What is being asked :: Copy out the lines below word for word, omitting the picture.

Information shown ::
=====
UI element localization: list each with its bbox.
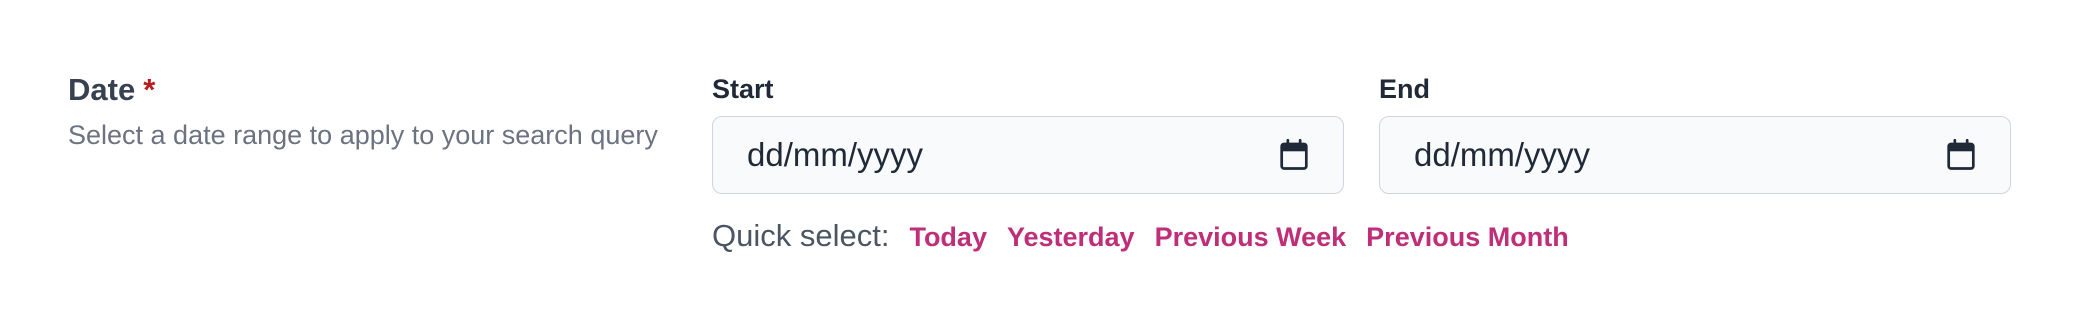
end-date-input[interactable]: dd/mm/yyyy — [1379, 116, 2011, 194]
calendar-icon[interactable] — [1946, 139, 1976, 171]
start-date-placeholder: dd/mm/yyyy — [747, 136, 924, 173]
end-date-placeholder: dd/mm/yyyy — [1414, 136, 1591, 173]
quick-select-previous-week[interactable]: Previous Week — [1155, 222, 1347, 253]
required-marker: * — [143, 72, 156, 107]
field-label: Date * — [68, 70, 658, 110]
start-date-input[interactable]: dd/mm/yyyy — [712, 116, 1344, 194]
field-label-text: Date — [68, 72, 136, 107]
quick-select: Quick select: Today Yesterday Previous W… — [712, 218, 1589, 254]
calendar-icon[interactable] — [1279, 139, 1309, 171]
field-info: Date * Select a date range to apply to yo… — [68, 70, 658, 156]
start-date-group: Start dd/mm/yyyy — [712, 72, 1346, 194]
end-date-label: End — [1379, 74, 1430, 104]
quick-select-previous-month[interactable]: Previous Month — [1366, 222, 1569, 253]
quick-select-label: Quick select: — [712, 218, 890, 253]
quick-select-yesterday[interactable]: Yesterday — [1007, 222, 1135, 253]
end-date-group: End dd/mm/yyyy — [1379, 72, 2013, 194]
quick-select-today[interactable]: Today — [909, 222, 987, 253]
field-description: Select a date range to apply to your sea… — [68, 120, 658, 150]
date-range-field: Date * Select a date range to apply to yo… — [0, 0, 2078, 332]
start-date-label: Start — [712, 74, 774, 104]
=====
Task result ::
UI element localization: list each with its bbox.
end-date-input[interactable]: dd/mm/yyyy — [1379, 116, 2011, 194]
calendar-icon[interactable] — [1946, 139, 1976, 171]
start-date-placeholder: dd/mm/yyyy — [747, 136, 924, 173]
end-date-placeholder: dd/mm/yyyy — [1414, 136, 1591, 173]
quick-select-previous-week[interactable]: Previous Week — [1155, 222, 1347, 253]
required-marker: * — [143, 72, 156, 107]
field-label: Date * — [68, 70, 658, 110]
start-date-input[interactable]: dd/mm/yyyy — [712, 116, 1344, 194]
field-label-text: Date — [68, 72, 136, 107]
quick-select: Quick select: Today Yesterday Previous W… — [712, 218, 1589, 254]
calendar-icon[interactable] — [1279, 139, 1309, 171]
field-info: Date * Select a date range to apply to yo… — [68, 70, 658, 156]
start-date-group: Start dd/mm/yyyy — [712, 72, 1346, 194]
end-date-label: End — [1379, 74, 1430, 104]
quick-select-previous-month[interactable]: Previous Month — [1366, 222, 1569, 253]
quick-select-label: Quick select: — [712, 218, 890, 253]
quick-select-yesterday[interactable]: Yesterday — [1007, 222, 1135, 253]
end-date-group: End dd/mm/yyyy — [1379, 72, 2013, 194]
quick-select-today[interactable]: Today — [909, 222, 987, 253]
field-description: Select a date range to apply to your sea… — [68, 120, 658, 150]
date-range-field: Date * Select a date range to apply to yo… — [0, 0, 2078, 332]
start-date-label: Start — [712, 74, 774, 104]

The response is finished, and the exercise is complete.